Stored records
---------------

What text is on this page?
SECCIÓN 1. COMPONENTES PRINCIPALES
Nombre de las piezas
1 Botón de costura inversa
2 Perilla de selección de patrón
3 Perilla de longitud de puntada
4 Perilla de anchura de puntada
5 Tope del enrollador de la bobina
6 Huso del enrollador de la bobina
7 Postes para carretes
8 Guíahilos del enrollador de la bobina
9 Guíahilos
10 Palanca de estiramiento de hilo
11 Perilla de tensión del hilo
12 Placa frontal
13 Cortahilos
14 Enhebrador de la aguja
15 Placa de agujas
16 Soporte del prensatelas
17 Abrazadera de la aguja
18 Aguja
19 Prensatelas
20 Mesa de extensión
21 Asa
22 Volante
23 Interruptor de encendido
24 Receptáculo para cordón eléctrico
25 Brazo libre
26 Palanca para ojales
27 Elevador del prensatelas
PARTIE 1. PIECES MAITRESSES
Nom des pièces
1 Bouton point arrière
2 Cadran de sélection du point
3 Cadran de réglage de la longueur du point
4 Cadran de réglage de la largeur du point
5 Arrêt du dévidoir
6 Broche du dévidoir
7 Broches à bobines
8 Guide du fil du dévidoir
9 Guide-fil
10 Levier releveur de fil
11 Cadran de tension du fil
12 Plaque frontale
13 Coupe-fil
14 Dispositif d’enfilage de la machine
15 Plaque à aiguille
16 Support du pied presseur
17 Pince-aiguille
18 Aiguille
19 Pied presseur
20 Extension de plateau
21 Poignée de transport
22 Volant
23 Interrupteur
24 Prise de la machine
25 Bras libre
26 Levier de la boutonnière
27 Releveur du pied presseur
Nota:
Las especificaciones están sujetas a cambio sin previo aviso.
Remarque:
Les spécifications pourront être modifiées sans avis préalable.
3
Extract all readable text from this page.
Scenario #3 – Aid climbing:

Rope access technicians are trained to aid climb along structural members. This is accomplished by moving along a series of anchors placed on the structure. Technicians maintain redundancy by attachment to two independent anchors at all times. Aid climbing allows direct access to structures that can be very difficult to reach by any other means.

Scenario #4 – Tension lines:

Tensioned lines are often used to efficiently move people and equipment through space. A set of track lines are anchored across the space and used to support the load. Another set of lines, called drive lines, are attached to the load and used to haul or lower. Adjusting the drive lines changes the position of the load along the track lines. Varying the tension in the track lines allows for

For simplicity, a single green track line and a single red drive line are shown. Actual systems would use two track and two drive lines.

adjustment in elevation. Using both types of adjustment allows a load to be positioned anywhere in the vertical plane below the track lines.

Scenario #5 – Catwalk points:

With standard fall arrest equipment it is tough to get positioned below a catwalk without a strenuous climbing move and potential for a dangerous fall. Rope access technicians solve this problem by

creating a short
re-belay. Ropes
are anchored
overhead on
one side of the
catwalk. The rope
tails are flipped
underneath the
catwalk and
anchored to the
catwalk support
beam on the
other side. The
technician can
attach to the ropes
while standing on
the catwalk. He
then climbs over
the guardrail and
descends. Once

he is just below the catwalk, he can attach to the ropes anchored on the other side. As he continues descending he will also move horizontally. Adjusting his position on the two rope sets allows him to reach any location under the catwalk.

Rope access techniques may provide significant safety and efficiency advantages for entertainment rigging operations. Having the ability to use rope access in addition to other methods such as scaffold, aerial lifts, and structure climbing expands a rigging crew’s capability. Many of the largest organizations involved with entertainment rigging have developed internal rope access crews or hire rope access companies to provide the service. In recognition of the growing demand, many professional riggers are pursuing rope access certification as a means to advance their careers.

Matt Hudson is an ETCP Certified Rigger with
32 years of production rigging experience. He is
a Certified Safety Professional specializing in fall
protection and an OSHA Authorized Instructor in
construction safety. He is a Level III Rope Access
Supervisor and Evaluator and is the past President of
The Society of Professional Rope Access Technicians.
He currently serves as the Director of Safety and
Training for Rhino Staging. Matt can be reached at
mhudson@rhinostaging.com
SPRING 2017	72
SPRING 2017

---------------

# EXERCISE OBJECTIVE:
Repeat the material in full, exactly as it stands.

# OUTPUT OF THE TASK:
What text is on this page?
SECCIÓN 1. COMPONENTES PRINCIPALES
Nombre de las piezas
1 Botón de costura inversa
2 Perilla de selección de patrón
3 Perilla de longitud de puntada
4 Perilla de anchura de puntada
5 Tope del enrollador de la bobina
6 Huso del enrollador de la bobina
7 Postes para carretes
8 Guíahilos del enrollador de la bobina
9 Guíahilos
10 Palanca de estiramiento de hilo
11 Perilla de tensión del hilo
12 Placa frontal
13 Cortahilos
14 Enhebrador de la aguja
15 Placa de agujas
16 Soporte del prensatelas
17 Abrazadera de la aguja
18 Aguja
19 Prensatelas
20 Mesa de extensión
21 Asa
22 Volante
23 Interruptor de encendido
24 Receptáculo para cordón eléctrico
25 Brazo libre
26 Palanca para ojales
27 Elevador del prensatelas
PARTIE 1. PIECES MAITRESSES
Nom des pièces
1 Bouton point arrière
2 Cadran de sélection du point
3 Cadran de réglage de la longueur du point
4 Cadran de réglage de la largeur du point
5 Arrêt du dévidoir
6 Broche du dévidoir
7 Broches à bobines
8 Guide du fil du dévidoir
9 Guide-fil
10 Levier releveur de fil
11 Cadran de tension du fil
12 Plaque frontale
13 Coupe-fil
14 Dispositif d’enfilage de la machine
15 Plaque à aiguille
16 Support du pied presseur
17 Pince-aiguille
18 Aiguille
19 Pied presseur
20 Extension de plateau
21 Poignée de transport
22 Volant
23 Interrupteur
24 Prise de la machine
25 Bras libre
26 Levier de la boutonnière
27 Releveur du pied presseur
Nota:
Las especificaciones están sujetas a cambio sin previo aviso.
Remarque:
Les spécifications pourront être modifiées sans avis préalable.
3
Extract all readable text from this page.
Scenario #3 – Aid climbing:

Rope access technicians are trained to aid climb along structural members. This is accomplished by moving along a series of anchors placed on the structure. Technicians maintain redundancy by attachment to two independent anchors at all times. Aid climbing allows direct access to structures that can be very difficult to reach by any other means.

Scenario #4 – Tension lines:

Tensioned lines are often used to efficiently move people and equipment through space. A set of track lines are anchored across the space and used to support the load. Another set of lines, called drive lines, are attached to the load and used to haul or lower. Adjusting the drive lines changes the position of the load along the track lines. Varying the tension in the track lines allows for

For simplicity, a single green track line and a single red drive line are shown. Actual systems would use two track and two drive lines.

adjustment in elevation. Using both types of adjustment allows a load to be positioned anywhere in the vertical plane below the track lines.

Scenario #5 – Catwalk points:

With standard fall arrest equipment it is tough to get positioned below a catwalk without a strenuous climbing move and potential for a dangerous fall. Rope access technicians solve this problem by

creating a short
re-belay. Ropes
are anchored
overhead on
one side of the
catwalk. The rope
tails are flipped
underneath the
catwalk and
anchored to the
catwalk support
beam on the
other side. The
technician can
attach to the ropes
while standing on
the catwalk. He
then climbs over
the guardrail and
descends. Once

he is just below the catwalk, he can attach to the ropes anchored on the other side. As he continues descending he will also move horizontally. Adjusting his position on the two rope sets allows him to reach any location under the catwalk.

Rope access techniques may provide significant safety and efficiency advantages for entertainment rigging operations. Having the ability to use rope access in addition to other methods such as scaffold, aerial lifts, and structure climbing expands a rigging crew’s capability. Many of the largest organizations involved with entertainment rigging have developed internal rope access crews or hire rope access companies to provide the service. In recognition of the growing demand, many professional riggers are pursuing rope access certification as a means to advance their careers.

Matt Hudson is an ETCP Certified Rigger with
32 years of production rigging experience. He is
a Certified Safety Professional specializing in fall
protection and an OSHA Authorized Instructor in
construction safety. He is a Level III Rope Access
Supervisor and Evaluator and is the past President of
The Society of Professional Rope Access Technicians.
He currently serves as the Director of Safety and
Training for Rhino Staging. Matt can be reached at
mhudson@rhinostaging.com
SPRING 2017	72
SPRING 2017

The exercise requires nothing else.